(Records from a collection of figures)
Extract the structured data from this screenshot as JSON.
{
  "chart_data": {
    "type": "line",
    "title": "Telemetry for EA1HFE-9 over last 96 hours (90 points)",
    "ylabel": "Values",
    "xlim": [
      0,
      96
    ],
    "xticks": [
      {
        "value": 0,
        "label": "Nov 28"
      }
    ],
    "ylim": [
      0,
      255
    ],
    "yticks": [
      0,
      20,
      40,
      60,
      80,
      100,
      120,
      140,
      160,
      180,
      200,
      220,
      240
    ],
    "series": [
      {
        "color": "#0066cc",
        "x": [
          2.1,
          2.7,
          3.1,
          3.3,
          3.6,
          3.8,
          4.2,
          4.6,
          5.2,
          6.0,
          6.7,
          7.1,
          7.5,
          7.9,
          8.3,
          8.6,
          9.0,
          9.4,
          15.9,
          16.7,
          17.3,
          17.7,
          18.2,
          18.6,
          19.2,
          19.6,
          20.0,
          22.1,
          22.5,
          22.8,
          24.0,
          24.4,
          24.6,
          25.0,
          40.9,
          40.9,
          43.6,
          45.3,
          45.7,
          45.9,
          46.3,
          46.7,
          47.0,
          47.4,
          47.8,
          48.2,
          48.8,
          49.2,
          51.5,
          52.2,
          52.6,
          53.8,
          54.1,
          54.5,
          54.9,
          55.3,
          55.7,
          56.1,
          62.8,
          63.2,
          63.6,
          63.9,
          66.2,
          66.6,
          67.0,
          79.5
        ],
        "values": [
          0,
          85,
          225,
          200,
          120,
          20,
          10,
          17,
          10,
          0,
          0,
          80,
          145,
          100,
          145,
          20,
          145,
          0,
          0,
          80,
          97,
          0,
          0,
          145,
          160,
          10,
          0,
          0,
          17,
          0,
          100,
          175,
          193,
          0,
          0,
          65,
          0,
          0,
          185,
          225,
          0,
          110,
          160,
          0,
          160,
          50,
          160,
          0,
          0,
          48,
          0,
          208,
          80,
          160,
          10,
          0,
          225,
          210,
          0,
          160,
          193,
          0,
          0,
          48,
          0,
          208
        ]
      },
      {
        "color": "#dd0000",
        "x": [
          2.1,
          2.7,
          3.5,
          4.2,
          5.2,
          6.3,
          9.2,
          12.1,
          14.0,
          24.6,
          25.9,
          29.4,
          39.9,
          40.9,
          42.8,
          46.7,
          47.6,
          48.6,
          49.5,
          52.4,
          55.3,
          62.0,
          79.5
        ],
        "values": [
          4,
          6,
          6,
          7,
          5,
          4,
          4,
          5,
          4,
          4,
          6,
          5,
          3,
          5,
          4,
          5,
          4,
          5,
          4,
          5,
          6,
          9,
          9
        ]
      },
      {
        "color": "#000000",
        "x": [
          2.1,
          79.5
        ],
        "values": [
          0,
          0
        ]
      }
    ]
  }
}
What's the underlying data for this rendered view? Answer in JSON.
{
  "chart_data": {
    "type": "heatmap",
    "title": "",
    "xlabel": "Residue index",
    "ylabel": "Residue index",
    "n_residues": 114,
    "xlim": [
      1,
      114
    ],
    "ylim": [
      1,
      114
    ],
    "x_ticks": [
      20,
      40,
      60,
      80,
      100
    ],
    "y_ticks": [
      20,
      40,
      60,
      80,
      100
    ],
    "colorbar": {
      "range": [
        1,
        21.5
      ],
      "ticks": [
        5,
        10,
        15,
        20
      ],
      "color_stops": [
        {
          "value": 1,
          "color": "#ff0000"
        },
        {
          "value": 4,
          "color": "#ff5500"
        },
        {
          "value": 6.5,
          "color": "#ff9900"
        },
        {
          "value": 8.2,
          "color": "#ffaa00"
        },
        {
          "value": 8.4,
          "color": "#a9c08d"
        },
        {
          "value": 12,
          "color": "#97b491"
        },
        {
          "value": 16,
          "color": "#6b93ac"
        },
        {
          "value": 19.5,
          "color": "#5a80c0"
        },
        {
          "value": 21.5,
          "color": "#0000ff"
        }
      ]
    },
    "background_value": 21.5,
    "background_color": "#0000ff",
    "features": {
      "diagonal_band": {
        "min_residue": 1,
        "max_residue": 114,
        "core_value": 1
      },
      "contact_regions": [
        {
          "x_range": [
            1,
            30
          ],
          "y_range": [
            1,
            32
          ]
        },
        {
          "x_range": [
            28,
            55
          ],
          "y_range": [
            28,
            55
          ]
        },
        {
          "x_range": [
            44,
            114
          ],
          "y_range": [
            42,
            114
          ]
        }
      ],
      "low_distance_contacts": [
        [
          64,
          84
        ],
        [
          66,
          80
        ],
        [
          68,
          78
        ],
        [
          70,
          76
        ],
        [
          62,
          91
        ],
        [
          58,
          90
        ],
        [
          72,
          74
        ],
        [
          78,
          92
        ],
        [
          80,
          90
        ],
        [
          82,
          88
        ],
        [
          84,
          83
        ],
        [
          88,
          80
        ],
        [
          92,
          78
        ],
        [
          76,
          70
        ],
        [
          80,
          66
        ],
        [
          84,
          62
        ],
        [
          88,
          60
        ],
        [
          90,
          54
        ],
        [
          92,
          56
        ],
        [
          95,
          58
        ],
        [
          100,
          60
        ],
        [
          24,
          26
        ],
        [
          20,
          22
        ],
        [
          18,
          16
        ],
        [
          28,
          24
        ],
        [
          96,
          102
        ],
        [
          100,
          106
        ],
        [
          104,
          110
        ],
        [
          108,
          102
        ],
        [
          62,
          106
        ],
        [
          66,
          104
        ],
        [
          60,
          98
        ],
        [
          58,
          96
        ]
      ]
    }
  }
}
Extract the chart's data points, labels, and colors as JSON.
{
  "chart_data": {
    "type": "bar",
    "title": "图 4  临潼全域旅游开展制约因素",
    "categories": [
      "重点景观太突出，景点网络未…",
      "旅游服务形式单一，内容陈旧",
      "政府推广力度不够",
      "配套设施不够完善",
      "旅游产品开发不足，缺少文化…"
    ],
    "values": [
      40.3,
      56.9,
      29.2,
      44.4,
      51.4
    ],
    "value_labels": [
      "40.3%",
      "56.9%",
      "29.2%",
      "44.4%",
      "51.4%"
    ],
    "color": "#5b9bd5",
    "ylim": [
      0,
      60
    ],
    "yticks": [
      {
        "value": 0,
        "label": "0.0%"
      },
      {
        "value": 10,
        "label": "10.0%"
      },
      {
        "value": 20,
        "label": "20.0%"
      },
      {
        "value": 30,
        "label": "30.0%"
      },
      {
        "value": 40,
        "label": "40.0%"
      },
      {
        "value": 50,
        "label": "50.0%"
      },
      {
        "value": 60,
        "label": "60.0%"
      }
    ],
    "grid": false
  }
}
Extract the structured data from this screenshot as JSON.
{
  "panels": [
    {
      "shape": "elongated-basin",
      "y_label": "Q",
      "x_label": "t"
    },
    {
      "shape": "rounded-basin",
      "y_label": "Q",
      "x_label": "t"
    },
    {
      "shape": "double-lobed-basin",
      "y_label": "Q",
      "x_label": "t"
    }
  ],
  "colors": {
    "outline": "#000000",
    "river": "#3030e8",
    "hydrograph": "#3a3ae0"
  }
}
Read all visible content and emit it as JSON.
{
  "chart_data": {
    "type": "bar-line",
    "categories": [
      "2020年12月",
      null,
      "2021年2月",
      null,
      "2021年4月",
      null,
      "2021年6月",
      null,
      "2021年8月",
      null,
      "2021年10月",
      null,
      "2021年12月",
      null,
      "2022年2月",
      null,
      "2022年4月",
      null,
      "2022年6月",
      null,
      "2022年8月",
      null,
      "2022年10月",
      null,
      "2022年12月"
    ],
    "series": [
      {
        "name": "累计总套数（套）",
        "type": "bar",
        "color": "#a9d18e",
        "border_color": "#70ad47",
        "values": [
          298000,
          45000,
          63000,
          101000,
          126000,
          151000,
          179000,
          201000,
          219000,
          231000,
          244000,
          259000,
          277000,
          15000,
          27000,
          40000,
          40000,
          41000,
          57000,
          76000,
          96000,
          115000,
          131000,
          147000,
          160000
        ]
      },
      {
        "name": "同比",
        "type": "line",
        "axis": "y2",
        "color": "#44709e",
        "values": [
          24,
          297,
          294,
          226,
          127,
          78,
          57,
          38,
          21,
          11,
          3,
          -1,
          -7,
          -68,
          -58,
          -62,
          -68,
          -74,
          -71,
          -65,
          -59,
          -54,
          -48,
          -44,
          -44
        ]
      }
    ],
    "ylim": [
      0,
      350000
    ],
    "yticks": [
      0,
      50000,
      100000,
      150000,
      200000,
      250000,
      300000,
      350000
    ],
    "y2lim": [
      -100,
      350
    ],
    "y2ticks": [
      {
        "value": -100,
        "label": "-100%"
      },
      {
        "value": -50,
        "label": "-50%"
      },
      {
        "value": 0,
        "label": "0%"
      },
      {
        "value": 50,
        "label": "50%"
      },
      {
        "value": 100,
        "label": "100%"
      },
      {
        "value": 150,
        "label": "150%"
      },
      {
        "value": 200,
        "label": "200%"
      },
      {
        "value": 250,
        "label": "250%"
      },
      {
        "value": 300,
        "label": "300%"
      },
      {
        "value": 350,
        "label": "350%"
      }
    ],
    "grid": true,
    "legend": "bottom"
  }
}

# TO DO
Work out the count of lines containing the word "ylabel", then write only that count.

# WORKED ANSWER
2